### Set problem
Only lines holding the string "name" are wanted; copy each one from the material.
>> start
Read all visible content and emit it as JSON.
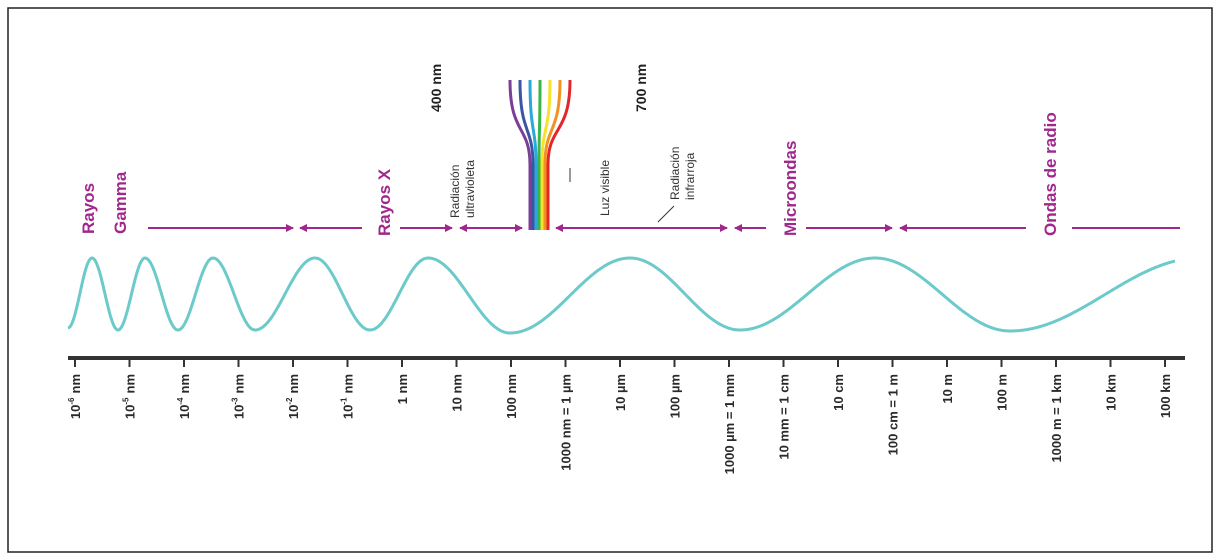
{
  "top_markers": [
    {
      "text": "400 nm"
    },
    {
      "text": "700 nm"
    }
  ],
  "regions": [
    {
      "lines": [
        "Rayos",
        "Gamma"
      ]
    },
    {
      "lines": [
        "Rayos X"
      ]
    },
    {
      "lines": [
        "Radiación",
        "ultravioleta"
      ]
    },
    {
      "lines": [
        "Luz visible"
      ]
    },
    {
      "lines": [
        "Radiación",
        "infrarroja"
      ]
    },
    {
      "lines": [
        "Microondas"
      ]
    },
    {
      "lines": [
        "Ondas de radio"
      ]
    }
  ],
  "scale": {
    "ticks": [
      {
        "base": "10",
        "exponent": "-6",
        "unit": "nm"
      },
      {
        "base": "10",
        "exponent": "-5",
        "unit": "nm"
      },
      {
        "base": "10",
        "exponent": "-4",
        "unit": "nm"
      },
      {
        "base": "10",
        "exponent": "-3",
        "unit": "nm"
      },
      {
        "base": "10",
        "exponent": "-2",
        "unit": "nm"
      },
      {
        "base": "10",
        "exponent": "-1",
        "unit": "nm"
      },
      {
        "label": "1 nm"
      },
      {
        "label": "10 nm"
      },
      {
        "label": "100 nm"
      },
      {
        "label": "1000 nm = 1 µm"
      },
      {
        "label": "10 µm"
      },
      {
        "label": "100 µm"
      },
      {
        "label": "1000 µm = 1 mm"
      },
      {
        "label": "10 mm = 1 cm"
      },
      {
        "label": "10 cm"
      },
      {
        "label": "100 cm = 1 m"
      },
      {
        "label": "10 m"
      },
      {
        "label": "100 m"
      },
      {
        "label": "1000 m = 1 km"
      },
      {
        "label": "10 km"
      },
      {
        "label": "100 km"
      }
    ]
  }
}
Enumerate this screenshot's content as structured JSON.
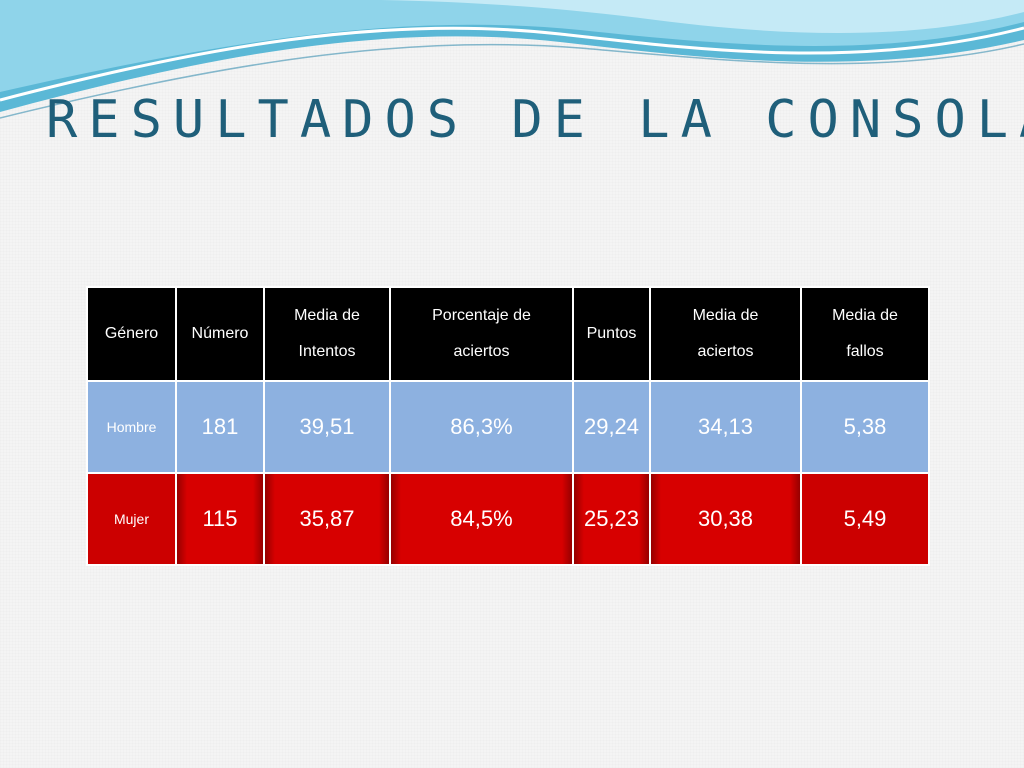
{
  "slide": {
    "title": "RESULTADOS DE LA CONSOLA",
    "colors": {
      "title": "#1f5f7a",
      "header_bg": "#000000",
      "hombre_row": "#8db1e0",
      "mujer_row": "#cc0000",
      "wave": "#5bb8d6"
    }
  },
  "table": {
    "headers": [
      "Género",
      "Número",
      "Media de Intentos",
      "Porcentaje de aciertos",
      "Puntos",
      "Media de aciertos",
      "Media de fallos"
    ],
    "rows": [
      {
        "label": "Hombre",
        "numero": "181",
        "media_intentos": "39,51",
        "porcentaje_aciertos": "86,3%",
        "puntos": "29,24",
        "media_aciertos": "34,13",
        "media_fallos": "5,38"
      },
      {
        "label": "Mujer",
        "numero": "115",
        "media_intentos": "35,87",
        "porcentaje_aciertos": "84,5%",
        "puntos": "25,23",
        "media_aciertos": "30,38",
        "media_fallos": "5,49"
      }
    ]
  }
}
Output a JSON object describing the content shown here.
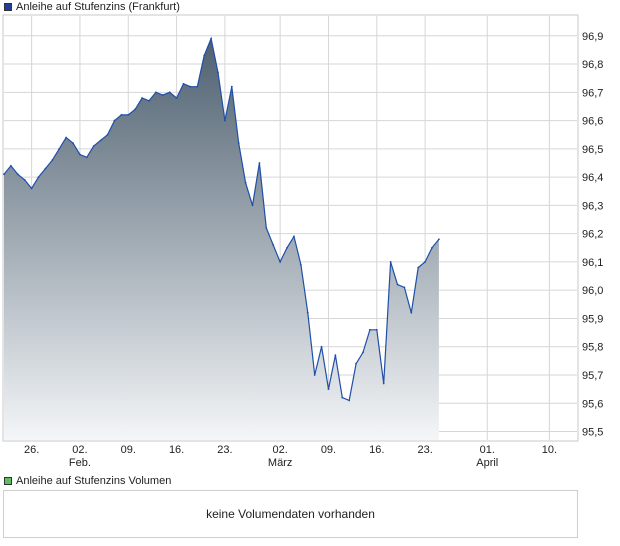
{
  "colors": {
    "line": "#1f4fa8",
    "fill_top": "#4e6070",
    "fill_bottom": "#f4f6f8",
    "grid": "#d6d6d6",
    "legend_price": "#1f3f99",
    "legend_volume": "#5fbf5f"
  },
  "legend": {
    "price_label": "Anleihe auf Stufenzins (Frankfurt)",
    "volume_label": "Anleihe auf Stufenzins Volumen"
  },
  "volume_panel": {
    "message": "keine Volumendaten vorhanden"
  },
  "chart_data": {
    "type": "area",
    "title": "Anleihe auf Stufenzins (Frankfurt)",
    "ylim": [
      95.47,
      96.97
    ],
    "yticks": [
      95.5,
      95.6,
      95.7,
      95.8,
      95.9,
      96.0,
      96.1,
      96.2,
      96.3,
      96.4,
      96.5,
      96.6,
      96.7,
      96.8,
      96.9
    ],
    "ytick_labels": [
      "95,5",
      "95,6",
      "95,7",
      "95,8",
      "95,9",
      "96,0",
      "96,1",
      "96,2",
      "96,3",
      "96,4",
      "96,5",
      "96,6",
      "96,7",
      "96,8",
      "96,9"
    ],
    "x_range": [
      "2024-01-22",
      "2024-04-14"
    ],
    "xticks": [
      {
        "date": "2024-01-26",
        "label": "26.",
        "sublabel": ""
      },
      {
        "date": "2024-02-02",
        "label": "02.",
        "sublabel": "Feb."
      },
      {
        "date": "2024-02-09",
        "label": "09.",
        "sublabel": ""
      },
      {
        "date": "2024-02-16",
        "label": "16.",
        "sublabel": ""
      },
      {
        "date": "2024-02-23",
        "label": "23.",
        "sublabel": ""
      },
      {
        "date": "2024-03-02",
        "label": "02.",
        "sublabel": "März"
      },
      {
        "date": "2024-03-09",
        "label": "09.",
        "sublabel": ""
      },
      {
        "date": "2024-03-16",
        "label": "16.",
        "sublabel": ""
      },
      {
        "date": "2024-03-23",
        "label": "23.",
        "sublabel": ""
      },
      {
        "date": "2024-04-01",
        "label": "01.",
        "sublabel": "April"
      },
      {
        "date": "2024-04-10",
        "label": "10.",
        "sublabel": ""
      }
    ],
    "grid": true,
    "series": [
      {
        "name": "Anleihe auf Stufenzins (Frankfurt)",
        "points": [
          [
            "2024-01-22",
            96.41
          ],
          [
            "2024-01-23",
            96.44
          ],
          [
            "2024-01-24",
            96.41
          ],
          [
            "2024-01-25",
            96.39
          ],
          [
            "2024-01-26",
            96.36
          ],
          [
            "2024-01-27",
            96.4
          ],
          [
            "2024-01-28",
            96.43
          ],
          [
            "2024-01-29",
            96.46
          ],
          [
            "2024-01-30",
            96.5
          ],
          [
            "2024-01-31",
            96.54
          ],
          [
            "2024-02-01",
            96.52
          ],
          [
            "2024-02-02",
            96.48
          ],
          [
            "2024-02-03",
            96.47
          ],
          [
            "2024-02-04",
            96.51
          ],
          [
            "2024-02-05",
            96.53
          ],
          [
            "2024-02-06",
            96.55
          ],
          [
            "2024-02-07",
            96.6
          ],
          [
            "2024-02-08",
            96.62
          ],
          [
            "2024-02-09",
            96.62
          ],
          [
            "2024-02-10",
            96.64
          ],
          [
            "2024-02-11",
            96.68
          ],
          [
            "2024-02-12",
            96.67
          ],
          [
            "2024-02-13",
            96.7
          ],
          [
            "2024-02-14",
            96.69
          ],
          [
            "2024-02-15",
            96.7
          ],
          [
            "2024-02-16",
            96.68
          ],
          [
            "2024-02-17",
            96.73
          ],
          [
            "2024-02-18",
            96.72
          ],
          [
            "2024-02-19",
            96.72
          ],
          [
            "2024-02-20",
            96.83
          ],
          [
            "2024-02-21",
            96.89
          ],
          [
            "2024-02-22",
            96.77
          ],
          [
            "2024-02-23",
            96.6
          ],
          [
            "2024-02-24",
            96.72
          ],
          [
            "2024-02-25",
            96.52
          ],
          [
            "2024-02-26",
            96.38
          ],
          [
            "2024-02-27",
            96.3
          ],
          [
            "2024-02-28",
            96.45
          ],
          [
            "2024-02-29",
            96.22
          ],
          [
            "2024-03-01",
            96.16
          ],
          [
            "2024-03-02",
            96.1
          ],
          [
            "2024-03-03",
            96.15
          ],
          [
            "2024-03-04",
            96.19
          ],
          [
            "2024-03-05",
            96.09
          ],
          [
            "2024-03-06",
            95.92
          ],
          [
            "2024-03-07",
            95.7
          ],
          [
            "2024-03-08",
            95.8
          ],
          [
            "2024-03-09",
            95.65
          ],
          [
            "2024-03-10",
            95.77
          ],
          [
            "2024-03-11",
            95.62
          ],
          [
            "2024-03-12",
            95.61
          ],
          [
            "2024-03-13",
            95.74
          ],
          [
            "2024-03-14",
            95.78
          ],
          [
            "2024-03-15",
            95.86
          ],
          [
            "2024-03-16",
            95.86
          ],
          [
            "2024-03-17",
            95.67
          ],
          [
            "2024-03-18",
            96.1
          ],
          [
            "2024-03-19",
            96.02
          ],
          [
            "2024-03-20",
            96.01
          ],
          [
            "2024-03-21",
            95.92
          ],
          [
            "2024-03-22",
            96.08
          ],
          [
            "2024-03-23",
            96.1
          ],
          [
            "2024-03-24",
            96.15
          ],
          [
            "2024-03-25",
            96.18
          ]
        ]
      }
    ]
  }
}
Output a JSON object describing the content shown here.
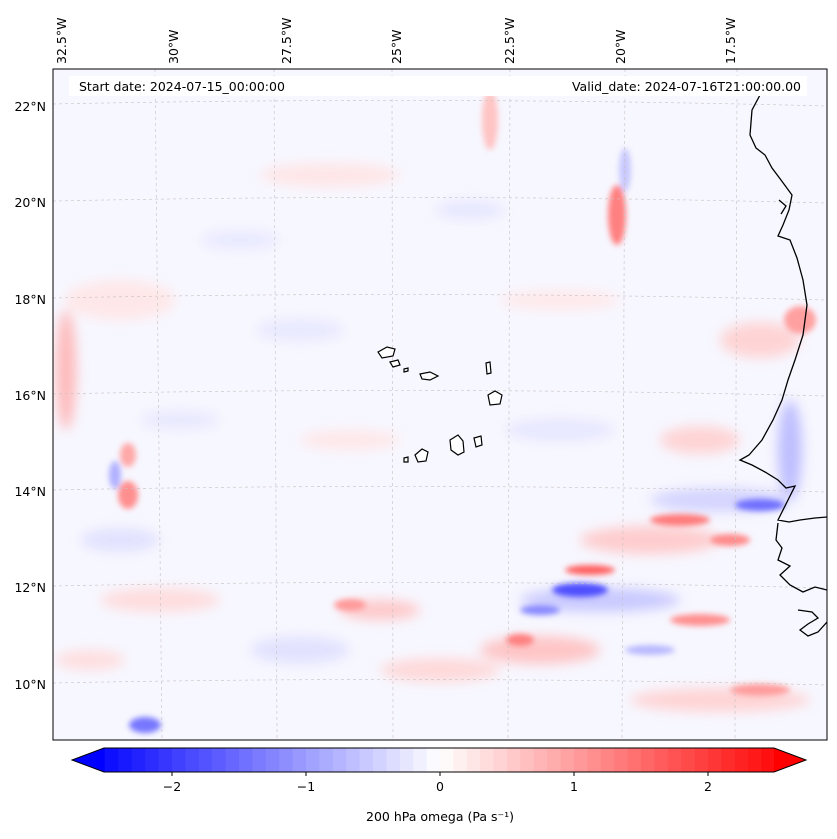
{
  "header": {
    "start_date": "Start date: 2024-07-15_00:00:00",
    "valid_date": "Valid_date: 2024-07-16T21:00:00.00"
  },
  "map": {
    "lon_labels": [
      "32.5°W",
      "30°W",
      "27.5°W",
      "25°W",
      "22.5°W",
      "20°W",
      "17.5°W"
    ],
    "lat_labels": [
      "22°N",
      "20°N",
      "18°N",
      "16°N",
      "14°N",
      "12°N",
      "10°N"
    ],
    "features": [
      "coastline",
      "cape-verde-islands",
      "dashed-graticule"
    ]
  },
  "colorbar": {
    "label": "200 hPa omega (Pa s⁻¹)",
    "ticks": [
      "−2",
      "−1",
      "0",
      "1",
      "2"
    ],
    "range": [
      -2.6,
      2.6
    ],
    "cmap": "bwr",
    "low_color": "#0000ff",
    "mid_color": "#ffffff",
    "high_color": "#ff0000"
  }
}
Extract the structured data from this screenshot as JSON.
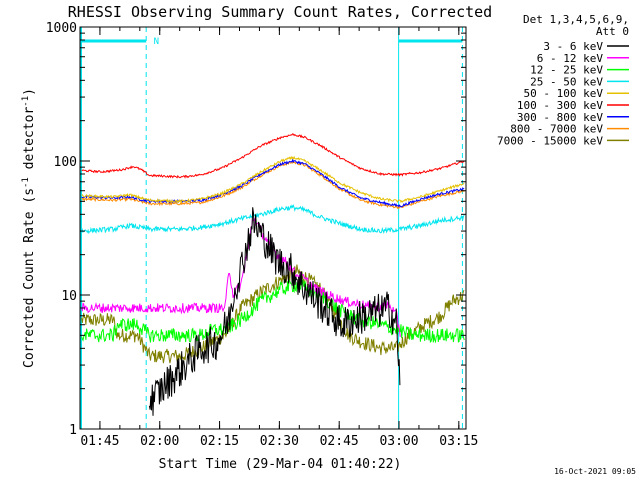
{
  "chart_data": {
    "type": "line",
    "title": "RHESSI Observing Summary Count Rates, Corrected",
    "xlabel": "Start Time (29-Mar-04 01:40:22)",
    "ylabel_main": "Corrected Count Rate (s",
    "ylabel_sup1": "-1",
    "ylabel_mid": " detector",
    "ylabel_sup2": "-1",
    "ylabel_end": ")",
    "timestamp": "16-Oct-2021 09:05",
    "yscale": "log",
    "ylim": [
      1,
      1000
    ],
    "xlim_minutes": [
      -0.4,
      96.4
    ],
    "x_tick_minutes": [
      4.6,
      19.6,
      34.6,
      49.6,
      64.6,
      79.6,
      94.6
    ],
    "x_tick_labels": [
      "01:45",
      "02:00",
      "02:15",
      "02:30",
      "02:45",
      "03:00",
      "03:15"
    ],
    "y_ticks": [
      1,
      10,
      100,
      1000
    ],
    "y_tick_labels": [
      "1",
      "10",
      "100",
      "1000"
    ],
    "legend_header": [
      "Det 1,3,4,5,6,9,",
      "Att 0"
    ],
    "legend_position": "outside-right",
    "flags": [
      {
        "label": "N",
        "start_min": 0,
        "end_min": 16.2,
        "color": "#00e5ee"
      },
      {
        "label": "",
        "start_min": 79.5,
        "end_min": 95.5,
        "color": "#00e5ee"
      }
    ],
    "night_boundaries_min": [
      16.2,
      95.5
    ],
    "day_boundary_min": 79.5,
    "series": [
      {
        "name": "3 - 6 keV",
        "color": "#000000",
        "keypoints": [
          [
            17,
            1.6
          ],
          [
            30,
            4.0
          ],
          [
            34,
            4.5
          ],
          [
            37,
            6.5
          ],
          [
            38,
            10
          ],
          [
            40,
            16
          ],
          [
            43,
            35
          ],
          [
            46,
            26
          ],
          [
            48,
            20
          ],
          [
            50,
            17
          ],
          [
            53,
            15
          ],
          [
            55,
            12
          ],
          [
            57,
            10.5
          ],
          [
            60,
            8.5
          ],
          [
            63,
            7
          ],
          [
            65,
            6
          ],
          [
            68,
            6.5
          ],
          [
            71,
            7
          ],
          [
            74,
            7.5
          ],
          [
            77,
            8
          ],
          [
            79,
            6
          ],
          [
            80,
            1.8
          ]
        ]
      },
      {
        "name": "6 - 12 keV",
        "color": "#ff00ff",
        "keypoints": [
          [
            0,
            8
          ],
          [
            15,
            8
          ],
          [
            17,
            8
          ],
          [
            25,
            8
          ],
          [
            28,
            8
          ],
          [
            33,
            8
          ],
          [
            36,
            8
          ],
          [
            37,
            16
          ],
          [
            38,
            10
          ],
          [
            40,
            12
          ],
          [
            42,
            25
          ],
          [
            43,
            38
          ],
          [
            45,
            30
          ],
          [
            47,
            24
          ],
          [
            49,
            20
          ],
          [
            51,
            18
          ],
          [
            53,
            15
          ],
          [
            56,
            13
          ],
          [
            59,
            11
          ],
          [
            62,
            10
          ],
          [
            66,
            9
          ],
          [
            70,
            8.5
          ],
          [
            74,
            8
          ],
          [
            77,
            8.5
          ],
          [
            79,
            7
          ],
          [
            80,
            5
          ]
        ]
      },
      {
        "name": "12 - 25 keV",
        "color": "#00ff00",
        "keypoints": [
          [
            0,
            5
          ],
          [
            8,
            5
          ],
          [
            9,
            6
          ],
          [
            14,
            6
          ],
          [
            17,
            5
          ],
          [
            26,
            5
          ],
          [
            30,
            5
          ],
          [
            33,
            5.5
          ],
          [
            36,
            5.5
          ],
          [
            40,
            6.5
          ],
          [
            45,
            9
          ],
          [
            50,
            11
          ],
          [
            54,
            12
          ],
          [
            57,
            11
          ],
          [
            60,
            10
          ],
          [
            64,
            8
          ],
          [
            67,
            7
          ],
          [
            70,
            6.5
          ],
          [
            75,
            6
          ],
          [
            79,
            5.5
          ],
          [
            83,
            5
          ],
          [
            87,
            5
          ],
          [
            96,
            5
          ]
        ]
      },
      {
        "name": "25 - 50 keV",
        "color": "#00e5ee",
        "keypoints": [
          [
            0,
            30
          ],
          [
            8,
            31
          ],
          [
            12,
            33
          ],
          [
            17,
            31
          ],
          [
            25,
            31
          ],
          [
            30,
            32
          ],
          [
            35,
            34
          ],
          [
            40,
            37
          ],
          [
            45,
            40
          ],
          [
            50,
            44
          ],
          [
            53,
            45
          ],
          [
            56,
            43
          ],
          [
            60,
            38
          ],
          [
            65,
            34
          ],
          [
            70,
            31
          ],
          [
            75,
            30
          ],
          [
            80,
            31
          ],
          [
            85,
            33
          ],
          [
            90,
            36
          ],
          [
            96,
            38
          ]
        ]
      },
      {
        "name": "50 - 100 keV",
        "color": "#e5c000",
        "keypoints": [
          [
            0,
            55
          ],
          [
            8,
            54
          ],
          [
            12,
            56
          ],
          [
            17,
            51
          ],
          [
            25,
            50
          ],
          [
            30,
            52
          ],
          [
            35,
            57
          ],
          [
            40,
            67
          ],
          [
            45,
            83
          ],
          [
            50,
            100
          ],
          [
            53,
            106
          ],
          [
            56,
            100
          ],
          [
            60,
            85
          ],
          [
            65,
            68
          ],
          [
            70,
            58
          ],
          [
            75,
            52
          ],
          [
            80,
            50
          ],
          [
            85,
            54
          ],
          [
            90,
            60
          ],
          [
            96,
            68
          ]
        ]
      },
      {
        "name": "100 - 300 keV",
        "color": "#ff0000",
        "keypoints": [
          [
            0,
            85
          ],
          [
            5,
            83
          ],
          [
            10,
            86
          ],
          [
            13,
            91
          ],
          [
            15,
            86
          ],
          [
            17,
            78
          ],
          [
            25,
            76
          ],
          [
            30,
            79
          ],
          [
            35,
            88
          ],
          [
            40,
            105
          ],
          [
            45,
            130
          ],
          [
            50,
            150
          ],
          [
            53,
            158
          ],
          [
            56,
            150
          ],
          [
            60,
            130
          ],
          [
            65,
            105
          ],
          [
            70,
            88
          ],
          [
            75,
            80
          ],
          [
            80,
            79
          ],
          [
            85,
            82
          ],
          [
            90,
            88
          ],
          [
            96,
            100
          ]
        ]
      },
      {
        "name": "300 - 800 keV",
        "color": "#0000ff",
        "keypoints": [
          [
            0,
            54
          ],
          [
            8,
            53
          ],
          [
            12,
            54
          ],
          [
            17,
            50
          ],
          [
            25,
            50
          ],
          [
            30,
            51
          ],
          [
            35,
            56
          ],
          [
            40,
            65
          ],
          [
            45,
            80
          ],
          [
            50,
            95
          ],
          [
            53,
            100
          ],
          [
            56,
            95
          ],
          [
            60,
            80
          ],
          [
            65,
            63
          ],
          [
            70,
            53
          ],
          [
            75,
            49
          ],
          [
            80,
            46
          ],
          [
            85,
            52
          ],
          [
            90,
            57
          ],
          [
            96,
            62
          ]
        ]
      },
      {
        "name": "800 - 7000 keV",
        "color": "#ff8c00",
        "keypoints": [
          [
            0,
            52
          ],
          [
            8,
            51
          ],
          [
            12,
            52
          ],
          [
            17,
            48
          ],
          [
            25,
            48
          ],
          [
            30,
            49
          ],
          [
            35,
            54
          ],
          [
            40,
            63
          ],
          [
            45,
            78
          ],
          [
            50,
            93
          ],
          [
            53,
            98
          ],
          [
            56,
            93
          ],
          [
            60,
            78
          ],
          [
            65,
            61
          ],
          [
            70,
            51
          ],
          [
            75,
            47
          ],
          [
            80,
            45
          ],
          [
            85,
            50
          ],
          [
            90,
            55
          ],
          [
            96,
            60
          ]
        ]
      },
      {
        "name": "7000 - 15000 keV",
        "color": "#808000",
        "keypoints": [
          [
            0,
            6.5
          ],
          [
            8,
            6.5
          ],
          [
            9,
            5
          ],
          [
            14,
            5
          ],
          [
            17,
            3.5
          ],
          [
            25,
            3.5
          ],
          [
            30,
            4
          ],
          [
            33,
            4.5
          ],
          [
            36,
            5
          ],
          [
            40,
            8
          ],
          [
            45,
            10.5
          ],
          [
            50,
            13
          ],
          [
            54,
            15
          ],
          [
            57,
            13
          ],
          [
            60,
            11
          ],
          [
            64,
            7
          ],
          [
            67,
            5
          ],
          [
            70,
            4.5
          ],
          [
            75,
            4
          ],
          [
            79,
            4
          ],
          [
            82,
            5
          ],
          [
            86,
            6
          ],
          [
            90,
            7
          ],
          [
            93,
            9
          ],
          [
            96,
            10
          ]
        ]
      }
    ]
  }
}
>> end
### Written answer
        "name": "Anleihe auf Stufenzins (Frankfurt)",
        "name": "3 - 6 keV",
        "name": "6 - 12 keV",
        "name": "12 - 25 keV",
        "name": "25 - 50 keV",
        "name": "50 - 100 keV",
        "name": "100 - 300 keV",
        "name": "300 - 800 keV",
        "name": "800 - 7000 keV",
        "name": "7000 - 15000 keV",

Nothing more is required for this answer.